## EXERCISE TASK
Which lines hold the word "Please"? Copy each of them.

(Excerpt from a dataset)
────────────────────────────────────────
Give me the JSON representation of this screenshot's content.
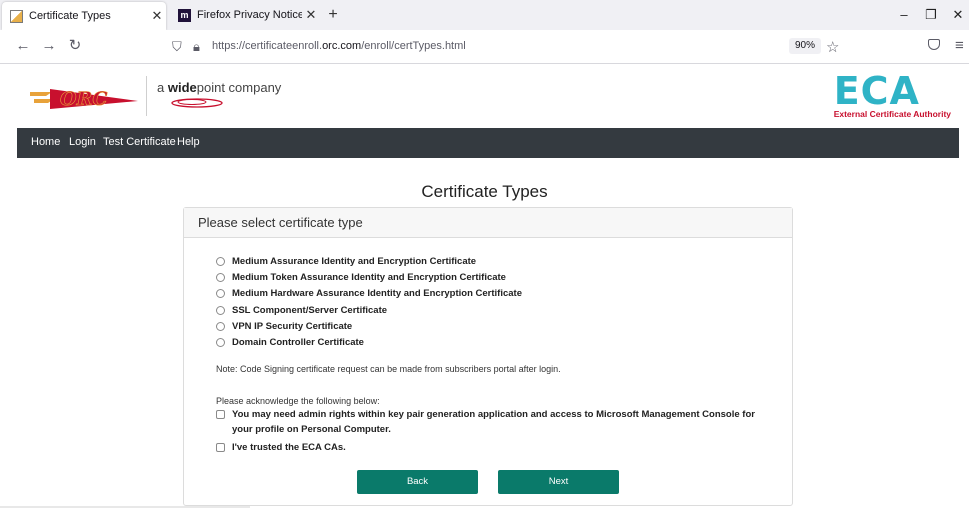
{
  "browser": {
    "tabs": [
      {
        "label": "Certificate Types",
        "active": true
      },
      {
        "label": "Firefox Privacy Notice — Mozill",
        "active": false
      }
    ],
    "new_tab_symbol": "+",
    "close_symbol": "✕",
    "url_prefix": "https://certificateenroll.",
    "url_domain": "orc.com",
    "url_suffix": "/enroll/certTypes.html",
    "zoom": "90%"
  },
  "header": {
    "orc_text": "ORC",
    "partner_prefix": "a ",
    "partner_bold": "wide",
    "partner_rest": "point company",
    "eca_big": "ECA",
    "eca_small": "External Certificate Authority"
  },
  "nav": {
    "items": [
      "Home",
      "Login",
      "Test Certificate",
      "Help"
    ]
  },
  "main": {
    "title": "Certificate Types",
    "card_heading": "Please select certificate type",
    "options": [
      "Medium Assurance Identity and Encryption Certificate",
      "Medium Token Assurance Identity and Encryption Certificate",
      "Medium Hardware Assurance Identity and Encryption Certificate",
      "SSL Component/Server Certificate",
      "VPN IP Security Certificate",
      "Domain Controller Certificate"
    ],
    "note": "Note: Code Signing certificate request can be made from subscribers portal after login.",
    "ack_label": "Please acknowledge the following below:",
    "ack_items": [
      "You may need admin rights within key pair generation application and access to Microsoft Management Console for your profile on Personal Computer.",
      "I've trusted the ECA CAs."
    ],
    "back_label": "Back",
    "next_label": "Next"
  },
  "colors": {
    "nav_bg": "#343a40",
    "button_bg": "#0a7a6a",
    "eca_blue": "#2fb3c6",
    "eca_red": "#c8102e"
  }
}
────────────────────────────────────────
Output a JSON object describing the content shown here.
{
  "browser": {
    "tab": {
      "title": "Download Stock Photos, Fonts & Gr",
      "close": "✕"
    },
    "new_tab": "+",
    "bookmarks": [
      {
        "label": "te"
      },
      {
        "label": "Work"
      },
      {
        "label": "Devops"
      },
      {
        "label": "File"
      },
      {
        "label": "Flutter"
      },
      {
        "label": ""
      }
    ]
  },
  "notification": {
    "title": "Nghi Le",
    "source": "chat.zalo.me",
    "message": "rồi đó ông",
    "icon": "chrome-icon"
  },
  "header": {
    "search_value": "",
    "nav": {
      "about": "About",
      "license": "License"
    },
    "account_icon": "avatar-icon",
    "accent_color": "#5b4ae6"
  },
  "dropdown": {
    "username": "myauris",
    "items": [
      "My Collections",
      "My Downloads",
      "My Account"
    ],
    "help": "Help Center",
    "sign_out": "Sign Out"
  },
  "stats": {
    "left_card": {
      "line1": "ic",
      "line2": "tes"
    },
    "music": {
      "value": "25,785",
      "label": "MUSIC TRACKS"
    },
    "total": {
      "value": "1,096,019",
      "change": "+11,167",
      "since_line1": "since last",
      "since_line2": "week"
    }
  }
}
────────────────────────────────────────
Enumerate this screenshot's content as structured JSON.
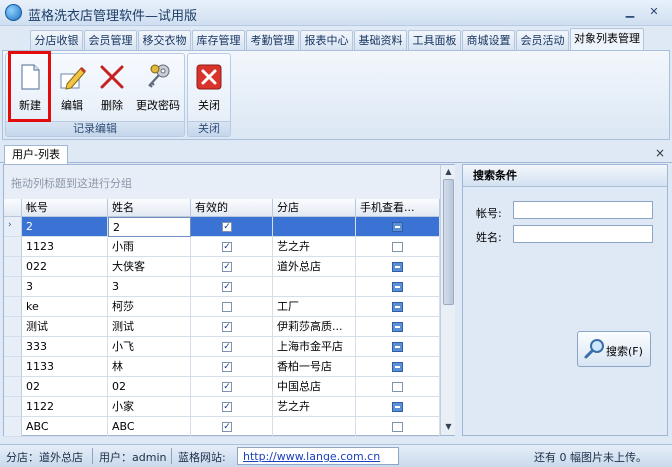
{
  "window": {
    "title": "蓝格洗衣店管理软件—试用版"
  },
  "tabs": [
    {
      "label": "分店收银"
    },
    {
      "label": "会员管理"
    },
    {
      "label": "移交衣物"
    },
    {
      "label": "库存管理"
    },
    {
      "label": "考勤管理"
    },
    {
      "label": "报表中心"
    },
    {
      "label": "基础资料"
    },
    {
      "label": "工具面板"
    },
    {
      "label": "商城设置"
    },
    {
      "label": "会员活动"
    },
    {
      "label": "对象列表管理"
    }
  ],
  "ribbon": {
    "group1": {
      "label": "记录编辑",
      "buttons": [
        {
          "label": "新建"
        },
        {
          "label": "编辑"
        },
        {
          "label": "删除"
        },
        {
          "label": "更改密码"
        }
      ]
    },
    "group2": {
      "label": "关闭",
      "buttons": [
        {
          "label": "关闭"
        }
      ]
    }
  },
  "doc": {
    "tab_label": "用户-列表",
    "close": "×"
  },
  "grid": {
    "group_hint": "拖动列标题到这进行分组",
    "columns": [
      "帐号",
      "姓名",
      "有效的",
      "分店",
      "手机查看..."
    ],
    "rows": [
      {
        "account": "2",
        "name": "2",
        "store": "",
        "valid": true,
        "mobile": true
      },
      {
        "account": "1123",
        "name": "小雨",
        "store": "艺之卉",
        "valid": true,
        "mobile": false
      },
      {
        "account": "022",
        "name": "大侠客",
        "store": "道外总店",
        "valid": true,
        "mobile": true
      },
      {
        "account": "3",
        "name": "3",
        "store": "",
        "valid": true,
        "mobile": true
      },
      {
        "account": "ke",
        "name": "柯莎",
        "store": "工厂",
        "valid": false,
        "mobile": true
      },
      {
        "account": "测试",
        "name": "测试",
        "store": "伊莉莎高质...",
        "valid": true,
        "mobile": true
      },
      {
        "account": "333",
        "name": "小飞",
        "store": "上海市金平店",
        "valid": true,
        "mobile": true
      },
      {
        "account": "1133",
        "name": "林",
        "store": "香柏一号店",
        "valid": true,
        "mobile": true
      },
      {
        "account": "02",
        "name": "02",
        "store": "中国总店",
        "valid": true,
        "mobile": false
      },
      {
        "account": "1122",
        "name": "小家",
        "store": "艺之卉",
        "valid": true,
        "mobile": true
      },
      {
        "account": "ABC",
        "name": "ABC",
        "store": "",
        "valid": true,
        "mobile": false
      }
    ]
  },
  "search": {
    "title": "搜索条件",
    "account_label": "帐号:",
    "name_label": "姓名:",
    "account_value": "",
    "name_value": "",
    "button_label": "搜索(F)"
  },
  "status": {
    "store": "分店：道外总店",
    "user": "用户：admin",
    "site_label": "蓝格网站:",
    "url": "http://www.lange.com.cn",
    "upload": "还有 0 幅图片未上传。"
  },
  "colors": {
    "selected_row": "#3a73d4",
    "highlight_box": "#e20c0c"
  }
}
────────────────────────────────────────
## OUTPUT FOR THIS EXERCISE
    "card_heading": "Please select certificate type",
    "ack_label": "Please acknowledge the following below:",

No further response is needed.